[Problem to work on]
Give the number of lines in the data that hold the string "upādāna". Nothing else is needed.

[start of Data supplied]

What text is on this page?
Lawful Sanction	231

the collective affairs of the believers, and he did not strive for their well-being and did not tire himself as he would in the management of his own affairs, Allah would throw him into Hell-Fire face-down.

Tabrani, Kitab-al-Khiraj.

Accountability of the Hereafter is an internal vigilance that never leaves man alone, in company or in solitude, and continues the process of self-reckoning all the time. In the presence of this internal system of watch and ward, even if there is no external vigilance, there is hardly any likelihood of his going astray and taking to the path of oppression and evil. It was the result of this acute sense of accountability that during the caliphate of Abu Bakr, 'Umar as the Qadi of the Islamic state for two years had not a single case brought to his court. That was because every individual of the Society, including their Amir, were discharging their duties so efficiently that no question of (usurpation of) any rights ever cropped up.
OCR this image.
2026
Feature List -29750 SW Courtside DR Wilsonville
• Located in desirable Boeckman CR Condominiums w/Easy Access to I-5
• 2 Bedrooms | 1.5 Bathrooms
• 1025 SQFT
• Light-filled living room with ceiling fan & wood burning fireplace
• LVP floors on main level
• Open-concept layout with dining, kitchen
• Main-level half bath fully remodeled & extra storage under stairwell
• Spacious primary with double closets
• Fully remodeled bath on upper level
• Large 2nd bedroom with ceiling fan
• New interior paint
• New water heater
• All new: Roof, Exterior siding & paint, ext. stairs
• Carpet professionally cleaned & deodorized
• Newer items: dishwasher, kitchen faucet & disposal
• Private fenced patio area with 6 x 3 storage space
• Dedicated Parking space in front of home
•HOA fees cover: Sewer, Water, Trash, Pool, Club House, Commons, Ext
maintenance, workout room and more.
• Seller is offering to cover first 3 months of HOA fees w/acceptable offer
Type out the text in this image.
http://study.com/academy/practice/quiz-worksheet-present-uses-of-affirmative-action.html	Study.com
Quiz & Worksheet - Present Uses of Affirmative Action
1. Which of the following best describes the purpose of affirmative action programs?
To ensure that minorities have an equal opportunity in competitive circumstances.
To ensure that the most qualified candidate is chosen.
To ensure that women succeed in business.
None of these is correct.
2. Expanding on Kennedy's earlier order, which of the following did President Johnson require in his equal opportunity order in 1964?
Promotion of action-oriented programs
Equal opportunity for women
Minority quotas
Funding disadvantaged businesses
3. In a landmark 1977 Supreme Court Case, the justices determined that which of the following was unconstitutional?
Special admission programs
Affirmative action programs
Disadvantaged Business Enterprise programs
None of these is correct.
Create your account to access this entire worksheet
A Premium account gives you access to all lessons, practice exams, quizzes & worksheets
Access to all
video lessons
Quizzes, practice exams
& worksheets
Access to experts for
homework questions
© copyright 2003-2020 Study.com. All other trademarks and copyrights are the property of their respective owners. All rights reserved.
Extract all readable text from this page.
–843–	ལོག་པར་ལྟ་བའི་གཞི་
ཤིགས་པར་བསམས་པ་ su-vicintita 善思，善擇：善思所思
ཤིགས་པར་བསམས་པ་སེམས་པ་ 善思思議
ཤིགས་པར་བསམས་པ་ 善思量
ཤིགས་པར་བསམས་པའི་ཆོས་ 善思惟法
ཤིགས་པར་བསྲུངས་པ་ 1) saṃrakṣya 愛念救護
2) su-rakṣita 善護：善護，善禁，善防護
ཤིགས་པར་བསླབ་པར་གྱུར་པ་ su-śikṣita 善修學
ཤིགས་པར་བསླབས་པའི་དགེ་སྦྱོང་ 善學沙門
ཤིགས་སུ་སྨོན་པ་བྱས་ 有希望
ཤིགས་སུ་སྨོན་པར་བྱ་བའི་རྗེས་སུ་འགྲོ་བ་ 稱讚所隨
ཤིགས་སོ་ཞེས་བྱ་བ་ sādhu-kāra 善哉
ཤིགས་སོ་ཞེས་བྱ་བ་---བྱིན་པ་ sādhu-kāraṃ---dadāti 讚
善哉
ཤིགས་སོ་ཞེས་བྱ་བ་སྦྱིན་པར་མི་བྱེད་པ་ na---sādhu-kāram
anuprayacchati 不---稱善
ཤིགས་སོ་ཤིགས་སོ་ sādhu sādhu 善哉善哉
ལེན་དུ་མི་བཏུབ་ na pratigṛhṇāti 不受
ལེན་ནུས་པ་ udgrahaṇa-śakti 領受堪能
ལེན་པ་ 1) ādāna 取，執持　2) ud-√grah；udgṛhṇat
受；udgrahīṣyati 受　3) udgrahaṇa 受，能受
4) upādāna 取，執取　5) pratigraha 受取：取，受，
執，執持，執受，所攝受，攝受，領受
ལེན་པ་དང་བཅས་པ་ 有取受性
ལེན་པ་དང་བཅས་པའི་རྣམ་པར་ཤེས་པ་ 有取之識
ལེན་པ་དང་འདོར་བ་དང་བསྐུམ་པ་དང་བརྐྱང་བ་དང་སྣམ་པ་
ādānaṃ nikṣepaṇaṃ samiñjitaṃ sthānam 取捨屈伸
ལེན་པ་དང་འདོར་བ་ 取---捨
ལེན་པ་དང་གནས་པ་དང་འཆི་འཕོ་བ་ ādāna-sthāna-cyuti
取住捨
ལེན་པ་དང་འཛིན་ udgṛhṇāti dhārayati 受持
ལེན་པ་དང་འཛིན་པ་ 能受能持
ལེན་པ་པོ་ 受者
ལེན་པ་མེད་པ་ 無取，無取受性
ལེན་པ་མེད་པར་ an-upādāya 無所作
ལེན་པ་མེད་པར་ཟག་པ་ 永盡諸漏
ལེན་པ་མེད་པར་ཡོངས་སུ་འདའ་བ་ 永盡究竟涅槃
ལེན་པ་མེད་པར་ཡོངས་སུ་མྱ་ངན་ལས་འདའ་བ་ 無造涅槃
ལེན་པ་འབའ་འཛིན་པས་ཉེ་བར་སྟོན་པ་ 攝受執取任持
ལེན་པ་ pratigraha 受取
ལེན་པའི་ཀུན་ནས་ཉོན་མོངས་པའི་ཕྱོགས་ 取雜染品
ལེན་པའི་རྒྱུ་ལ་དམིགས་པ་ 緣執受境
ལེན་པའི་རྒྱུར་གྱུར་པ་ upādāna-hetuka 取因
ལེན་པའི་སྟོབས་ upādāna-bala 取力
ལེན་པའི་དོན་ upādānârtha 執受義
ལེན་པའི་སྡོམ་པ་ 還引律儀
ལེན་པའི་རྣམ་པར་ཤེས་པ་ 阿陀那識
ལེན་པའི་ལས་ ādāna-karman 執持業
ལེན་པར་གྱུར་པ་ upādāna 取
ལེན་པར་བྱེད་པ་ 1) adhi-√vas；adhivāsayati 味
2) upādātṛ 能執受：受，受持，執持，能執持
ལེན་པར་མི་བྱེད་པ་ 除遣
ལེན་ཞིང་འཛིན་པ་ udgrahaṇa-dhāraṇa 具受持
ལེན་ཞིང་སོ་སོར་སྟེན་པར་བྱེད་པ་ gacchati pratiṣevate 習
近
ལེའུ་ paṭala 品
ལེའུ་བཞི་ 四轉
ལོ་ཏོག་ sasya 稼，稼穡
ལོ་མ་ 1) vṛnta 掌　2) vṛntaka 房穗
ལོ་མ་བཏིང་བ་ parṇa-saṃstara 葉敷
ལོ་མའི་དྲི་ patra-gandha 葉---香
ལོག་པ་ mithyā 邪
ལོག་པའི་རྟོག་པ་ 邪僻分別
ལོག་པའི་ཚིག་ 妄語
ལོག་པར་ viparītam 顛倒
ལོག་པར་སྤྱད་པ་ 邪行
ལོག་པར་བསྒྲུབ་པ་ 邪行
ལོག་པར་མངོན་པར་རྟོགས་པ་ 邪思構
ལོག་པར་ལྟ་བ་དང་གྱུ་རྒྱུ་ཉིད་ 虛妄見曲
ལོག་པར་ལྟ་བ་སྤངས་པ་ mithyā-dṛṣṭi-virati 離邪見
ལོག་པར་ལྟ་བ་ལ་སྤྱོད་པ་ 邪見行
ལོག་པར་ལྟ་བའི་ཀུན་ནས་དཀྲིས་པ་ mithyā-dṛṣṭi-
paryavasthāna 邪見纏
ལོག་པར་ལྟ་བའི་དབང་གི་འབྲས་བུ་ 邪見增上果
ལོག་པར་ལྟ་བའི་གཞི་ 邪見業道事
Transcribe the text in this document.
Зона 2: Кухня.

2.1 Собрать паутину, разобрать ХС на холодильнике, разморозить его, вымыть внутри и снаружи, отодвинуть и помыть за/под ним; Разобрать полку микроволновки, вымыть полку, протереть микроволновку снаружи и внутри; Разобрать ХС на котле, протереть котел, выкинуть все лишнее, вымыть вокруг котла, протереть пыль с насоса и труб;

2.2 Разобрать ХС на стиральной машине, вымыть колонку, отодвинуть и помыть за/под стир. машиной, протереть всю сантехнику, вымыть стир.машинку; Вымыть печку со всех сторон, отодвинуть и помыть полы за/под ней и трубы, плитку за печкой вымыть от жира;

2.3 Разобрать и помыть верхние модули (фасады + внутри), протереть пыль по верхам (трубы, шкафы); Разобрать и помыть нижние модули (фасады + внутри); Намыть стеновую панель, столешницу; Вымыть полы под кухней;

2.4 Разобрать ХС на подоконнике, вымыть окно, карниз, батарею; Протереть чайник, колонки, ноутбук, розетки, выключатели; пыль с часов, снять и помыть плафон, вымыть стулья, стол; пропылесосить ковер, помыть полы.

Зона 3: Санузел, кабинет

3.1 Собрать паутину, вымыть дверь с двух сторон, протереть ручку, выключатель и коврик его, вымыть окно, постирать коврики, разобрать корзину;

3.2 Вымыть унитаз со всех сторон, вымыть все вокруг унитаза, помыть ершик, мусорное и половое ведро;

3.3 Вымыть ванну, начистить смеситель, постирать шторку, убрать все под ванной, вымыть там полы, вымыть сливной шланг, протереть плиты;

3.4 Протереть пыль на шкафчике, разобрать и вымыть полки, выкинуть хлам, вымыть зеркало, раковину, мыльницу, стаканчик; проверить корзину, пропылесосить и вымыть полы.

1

[end of Data supplied]

[Finished answer]
4